> [PROBLEM REQUIREMENTS] Your task is to copy the listing exactly. Drop any pictures from the copy.

========

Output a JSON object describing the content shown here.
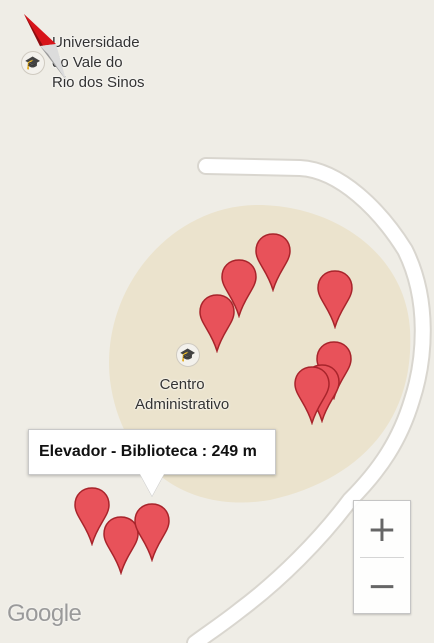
{
  "map": {
    "pois": [
      {
        "label": "Universidade\ndo Vale do\nRio dos Sinos",
        "icon": "graduation-cap-icon"
      },
      {
        "label": "Centro\nAdministrativo",
        "icon": "graduation-cap-icon"
      }
    ],
    "marker_color": "#e8525a",
    "campus_color": "#ebe3cd",
    "road_color": "#ffffff",
    "marker_count": 10
  },
  "info_window": {
    "text": "Elevador - Biblioteca : 249 m"
  },
  "zoom": {
    "in_label": "+",
    "out_label": "−"
  },
  "attribution": {
    "logo_text": "Google"
  },
  "compass": {
    "icon": "compass-icon"
  }
}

========

> [COMPLETED EXERCISE]
Output a JSON object describing the content shown here.
{
  "map": {
    "pois": [
      {
        "label": "Universidade\ndo Vale do\nRio dos Sinos",
        "icon": "graduation-cap-icon"
      },
      {
        "label": "Centro\nAdministrativo",
        "icon": "graduation-cap-icon"
      }
    ],
    "marker_color": "#e8525a",
    "campus_color": "#ebe3cd",
    "road_color": "#ffffff",
    "marker_count": 10
  },
  "info_window": {
    "text": "Elevador - Biblioteca : 249 m"
  },
  "zoom": {
    "in_label": "+",
    "out_label": "−"
  },
  "attribution": {
    "logo_text": "Google"
  },
  "compass": {
    "icon": "compass-icon"
  }
}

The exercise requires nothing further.